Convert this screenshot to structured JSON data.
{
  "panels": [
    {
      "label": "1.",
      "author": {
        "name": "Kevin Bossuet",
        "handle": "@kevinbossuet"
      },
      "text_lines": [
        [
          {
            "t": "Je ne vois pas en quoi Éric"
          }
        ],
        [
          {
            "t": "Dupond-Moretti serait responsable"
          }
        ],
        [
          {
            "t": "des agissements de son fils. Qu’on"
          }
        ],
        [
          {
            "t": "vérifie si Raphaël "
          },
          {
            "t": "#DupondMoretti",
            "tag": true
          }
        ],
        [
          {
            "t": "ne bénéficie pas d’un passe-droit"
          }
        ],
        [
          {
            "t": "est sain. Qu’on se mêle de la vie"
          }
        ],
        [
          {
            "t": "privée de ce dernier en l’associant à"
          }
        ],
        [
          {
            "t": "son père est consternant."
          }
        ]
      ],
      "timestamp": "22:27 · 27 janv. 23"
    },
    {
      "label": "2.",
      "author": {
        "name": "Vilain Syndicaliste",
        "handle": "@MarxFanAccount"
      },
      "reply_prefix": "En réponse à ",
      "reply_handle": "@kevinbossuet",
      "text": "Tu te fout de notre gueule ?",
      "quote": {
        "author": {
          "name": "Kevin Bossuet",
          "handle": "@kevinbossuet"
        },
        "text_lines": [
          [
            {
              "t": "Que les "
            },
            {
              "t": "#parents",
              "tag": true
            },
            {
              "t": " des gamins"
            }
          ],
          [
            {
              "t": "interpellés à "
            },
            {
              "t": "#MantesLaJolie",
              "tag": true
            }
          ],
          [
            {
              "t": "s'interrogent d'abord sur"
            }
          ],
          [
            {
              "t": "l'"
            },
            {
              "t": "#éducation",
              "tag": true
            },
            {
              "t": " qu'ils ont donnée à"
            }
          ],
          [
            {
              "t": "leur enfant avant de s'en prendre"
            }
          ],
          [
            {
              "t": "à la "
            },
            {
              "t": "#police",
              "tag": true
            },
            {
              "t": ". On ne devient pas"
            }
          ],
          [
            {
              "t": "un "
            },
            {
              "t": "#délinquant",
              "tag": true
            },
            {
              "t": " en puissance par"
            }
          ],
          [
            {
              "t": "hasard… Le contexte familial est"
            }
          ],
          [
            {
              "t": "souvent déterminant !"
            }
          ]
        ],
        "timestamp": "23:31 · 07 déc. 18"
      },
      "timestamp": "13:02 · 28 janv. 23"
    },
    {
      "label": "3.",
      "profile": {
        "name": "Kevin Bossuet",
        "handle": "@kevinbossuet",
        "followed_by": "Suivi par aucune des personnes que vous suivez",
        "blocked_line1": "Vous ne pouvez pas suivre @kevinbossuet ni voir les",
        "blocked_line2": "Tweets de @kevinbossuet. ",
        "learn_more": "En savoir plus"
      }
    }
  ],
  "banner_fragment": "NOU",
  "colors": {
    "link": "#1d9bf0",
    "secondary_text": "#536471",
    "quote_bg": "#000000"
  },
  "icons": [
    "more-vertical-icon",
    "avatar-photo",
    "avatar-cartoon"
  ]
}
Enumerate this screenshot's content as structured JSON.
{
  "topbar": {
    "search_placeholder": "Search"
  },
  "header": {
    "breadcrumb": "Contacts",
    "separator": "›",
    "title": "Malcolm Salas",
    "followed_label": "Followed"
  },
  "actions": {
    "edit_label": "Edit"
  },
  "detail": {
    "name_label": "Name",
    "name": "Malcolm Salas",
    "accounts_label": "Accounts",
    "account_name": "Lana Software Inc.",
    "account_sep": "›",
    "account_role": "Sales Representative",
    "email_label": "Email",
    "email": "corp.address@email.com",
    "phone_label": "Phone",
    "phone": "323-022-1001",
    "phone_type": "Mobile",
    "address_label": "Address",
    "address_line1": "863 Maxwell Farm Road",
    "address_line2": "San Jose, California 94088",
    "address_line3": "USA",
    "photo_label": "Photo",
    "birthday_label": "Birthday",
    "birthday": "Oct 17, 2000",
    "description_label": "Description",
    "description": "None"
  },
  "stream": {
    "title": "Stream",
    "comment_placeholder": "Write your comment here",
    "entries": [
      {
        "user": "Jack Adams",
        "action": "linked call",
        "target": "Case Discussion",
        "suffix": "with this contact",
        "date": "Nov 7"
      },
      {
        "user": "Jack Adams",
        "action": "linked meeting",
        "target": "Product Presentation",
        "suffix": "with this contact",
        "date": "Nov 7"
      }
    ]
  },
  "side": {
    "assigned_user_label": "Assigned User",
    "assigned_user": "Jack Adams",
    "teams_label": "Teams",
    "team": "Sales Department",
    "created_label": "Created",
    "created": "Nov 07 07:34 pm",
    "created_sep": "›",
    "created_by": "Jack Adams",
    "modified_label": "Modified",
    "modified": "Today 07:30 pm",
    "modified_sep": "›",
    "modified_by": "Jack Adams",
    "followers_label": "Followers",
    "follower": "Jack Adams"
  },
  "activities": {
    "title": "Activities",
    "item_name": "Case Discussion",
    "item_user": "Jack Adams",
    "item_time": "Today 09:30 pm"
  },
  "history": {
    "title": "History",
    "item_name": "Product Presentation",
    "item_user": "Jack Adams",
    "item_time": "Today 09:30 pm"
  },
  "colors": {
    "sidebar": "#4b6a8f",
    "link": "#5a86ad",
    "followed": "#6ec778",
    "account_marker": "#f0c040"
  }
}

****

**WORK INSTRUCTIONS**
Which lines contain "Sales"? Copy each of them out.

**COMPLETED EXERCISE**
    "account_role": "Sales Representative",
    "team": "Sales Department",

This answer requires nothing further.